## BEGIN

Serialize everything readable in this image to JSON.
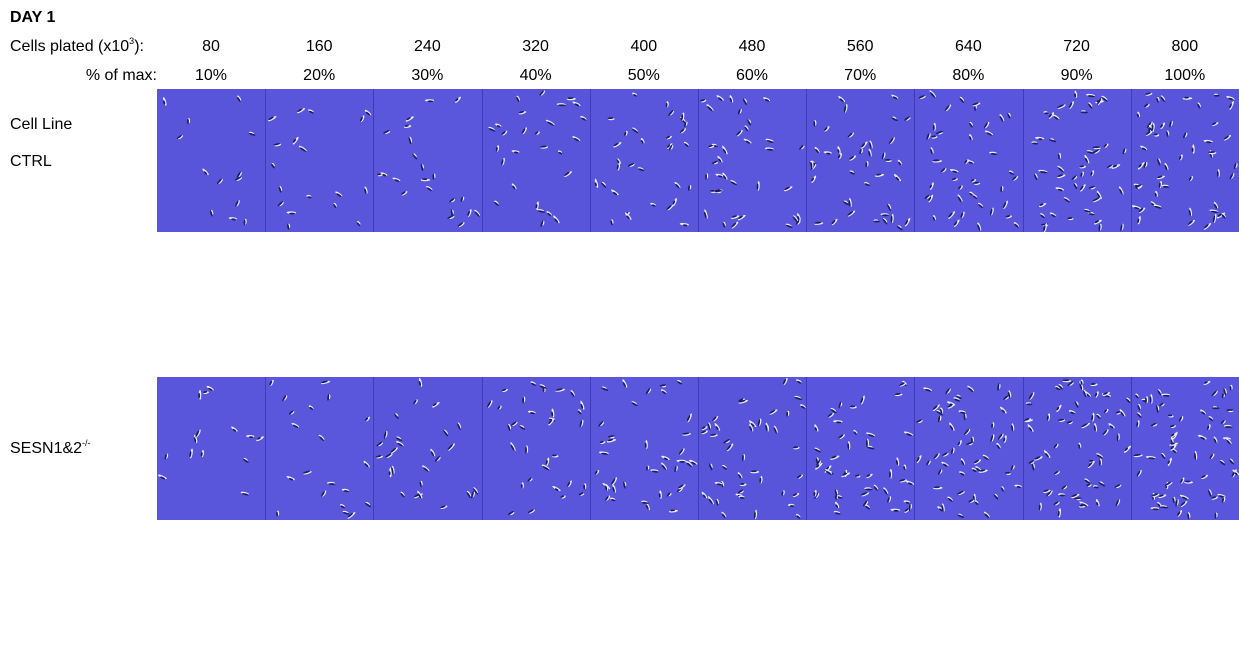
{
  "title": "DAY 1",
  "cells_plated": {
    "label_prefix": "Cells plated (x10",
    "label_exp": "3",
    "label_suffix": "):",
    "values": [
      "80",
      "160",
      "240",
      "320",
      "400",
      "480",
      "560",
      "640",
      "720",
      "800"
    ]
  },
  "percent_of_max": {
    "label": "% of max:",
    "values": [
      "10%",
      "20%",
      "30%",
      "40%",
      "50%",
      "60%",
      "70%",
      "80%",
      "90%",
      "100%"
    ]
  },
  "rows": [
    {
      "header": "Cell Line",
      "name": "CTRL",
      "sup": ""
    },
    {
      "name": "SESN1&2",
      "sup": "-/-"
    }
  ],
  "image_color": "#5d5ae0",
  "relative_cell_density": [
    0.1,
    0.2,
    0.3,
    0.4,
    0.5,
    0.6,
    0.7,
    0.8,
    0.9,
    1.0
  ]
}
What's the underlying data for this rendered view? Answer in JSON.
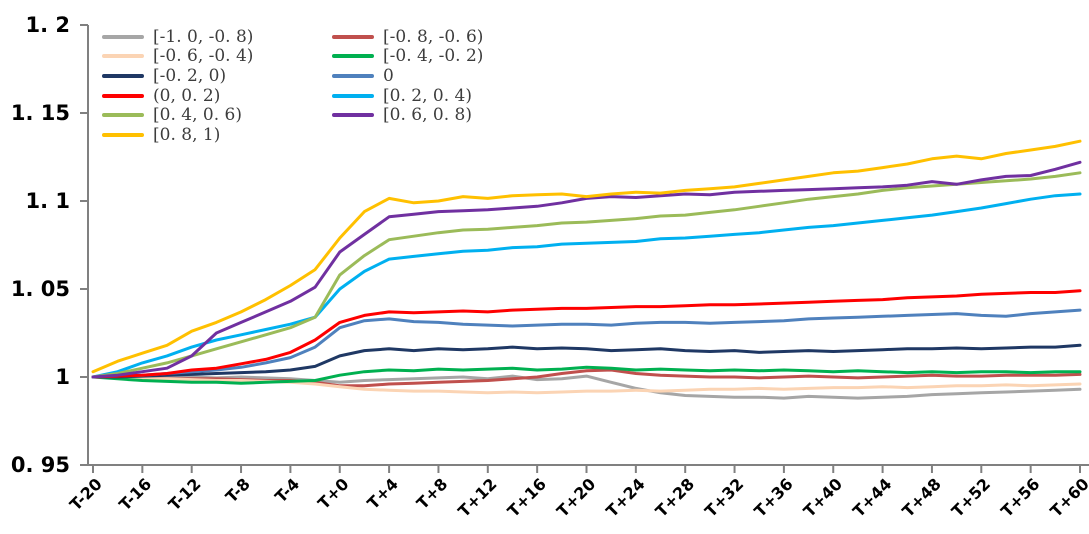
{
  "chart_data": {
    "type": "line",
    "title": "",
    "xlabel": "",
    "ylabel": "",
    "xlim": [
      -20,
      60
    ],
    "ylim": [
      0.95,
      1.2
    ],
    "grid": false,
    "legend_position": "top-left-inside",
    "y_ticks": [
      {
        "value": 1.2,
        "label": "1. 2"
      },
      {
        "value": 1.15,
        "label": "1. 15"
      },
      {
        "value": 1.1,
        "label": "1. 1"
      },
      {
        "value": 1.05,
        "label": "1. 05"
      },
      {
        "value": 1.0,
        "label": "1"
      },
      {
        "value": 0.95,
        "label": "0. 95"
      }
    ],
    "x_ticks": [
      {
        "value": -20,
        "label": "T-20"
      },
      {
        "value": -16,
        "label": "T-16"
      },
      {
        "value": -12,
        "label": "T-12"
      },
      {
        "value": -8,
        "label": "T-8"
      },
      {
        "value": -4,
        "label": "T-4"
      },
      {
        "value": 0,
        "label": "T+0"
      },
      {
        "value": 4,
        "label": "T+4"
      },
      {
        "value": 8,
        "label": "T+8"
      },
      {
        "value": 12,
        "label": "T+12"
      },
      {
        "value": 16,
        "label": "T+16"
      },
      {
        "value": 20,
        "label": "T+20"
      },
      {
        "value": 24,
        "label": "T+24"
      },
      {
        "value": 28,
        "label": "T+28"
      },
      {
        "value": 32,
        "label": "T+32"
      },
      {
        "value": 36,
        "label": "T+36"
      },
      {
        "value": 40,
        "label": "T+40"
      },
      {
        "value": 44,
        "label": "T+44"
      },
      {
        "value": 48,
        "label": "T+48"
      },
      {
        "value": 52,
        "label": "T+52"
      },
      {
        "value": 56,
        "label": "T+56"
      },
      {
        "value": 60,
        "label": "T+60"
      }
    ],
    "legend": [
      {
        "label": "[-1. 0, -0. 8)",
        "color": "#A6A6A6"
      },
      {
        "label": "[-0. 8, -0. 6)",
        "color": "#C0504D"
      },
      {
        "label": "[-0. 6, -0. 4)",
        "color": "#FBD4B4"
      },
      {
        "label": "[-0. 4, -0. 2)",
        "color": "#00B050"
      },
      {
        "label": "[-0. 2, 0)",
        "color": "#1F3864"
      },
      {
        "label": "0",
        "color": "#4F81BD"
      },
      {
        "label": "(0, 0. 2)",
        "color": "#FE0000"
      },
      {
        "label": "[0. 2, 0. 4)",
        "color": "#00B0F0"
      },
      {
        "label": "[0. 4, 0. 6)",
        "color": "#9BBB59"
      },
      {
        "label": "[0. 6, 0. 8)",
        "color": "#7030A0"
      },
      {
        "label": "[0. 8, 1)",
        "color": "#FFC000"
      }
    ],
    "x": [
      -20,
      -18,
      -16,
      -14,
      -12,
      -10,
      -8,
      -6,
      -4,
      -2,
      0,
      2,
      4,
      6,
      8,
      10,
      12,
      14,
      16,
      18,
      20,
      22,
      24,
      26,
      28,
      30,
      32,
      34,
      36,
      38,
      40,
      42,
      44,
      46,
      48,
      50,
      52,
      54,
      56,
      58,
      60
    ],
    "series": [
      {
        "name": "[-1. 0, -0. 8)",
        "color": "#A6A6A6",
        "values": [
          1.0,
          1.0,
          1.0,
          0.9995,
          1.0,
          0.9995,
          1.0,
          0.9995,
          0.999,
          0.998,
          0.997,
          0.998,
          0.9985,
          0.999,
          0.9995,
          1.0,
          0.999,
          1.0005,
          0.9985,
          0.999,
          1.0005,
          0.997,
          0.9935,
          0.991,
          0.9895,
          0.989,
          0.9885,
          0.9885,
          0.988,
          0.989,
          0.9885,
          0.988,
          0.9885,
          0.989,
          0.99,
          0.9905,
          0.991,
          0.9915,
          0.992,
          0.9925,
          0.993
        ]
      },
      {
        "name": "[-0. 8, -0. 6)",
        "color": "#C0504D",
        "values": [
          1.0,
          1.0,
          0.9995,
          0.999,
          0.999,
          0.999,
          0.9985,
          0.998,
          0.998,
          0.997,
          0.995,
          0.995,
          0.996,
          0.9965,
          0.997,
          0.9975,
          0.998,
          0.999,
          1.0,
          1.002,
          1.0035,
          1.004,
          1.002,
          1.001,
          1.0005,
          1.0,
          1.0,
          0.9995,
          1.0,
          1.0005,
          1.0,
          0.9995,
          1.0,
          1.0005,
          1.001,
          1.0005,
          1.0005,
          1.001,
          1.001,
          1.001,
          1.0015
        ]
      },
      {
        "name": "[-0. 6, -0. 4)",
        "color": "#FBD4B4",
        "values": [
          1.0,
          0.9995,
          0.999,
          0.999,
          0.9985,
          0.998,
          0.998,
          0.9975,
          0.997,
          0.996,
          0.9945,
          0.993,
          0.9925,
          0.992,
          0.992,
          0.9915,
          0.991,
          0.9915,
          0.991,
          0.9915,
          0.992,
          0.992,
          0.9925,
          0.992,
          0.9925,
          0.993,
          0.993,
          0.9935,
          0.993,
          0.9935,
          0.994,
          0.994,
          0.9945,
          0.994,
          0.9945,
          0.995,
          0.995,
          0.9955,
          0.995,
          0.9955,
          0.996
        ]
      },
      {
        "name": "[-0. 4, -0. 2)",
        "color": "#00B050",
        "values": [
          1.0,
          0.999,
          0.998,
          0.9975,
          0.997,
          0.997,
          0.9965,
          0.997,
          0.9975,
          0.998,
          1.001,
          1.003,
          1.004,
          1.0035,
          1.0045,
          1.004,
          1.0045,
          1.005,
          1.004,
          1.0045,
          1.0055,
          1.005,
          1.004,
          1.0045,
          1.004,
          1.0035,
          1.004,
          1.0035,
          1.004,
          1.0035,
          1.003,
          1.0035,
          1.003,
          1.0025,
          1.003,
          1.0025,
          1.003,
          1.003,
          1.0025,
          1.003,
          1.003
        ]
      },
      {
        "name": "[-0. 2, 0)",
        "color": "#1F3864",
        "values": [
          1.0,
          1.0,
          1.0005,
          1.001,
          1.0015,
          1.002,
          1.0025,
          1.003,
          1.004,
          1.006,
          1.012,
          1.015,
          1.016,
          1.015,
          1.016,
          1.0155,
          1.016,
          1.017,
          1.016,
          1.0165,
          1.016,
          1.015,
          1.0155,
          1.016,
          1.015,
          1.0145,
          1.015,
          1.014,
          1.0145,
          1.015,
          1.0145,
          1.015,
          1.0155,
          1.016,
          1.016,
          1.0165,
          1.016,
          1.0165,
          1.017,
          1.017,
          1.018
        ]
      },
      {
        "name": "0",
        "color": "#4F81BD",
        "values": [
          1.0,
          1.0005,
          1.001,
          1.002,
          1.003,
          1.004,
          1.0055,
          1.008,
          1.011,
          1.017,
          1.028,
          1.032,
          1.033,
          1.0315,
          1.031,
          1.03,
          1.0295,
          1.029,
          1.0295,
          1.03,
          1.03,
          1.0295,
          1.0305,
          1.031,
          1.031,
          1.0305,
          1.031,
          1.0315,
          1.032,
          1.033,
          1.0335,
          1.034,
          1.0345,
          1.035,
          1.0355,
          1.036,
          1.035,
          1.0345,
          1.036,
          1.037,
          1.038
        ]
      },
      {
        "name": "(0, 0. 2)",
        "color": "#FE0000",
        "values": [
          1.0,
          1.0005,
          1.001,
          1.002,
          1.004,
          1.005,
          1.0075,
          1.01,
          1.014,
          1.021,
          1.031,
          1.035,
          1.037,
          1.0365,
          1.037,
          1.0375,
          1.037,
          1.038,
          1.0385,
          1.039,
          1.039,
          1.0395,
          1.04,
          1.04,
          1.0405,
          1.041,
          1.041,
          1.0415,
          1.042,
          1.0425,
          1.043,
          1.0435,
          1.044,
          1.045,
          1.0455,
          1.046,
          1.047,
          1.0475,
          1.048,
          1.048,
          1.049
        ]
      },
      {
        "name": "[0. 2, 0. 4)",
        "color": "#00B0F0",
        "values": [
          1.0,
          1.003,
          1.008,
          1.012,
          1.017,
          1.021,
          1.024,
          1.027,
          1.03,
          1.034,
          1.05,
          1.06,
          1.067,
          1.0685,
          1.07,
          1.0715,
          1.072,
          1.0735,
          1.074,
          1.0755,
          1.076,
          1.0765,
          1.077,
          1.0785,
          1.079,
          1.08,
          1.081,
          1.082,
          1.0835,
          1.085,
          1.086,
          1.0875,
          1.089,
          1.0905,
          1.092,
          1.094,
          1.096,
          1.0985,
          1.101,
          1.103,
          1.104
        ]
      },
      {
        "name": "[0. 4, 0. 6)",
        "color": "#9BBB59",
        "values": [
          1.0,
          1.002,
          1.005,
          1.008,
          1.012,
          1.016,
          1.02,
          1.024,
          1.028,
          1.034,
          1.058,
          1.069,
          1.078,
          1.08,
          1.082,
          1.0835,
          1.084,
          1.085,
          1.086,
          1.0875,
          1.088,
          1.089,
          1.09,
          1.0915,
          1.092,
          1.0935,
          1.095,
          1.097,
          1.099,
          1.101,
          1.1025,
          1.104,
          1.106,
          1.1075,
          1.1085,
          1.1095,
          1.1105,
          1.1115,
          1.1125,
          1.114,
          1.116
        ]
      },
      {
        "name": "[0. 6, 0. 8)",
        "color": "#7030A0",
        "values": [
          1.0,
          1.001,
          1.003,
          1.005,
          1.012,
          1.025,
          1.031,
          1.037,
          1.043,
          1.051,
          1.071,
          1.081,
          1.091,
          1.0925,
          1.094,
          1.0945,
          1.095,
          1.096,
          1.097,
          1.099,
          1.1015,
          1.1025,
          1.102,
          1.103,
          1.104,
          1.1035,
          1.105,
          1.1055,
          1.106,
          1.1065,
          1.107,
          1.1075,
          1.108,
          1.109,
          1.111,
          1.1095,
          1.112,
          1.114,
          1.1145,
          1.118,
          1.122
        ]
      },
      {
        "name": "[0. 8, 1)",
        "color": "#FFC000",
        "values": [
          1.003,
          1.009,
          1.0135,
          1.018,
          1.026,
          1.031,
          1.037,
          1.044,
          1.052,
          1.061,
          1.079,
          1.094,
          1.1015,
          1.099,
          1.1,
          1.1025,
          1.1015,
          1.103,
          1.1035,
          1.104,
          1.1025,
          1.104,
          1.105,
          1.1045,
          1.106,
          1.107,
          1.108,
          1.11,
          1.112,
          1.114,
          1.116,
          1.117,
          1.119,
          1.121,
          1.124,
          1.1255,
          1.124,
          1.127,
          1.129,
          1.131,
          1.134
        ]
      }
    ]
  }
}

## END

Set exercise:
In the listing above, find each line with the word "this" and copy it.

Task result:
Serialize everything readable in this image to JSON.
What's the underlying data for this rendered view? Answer in JSON.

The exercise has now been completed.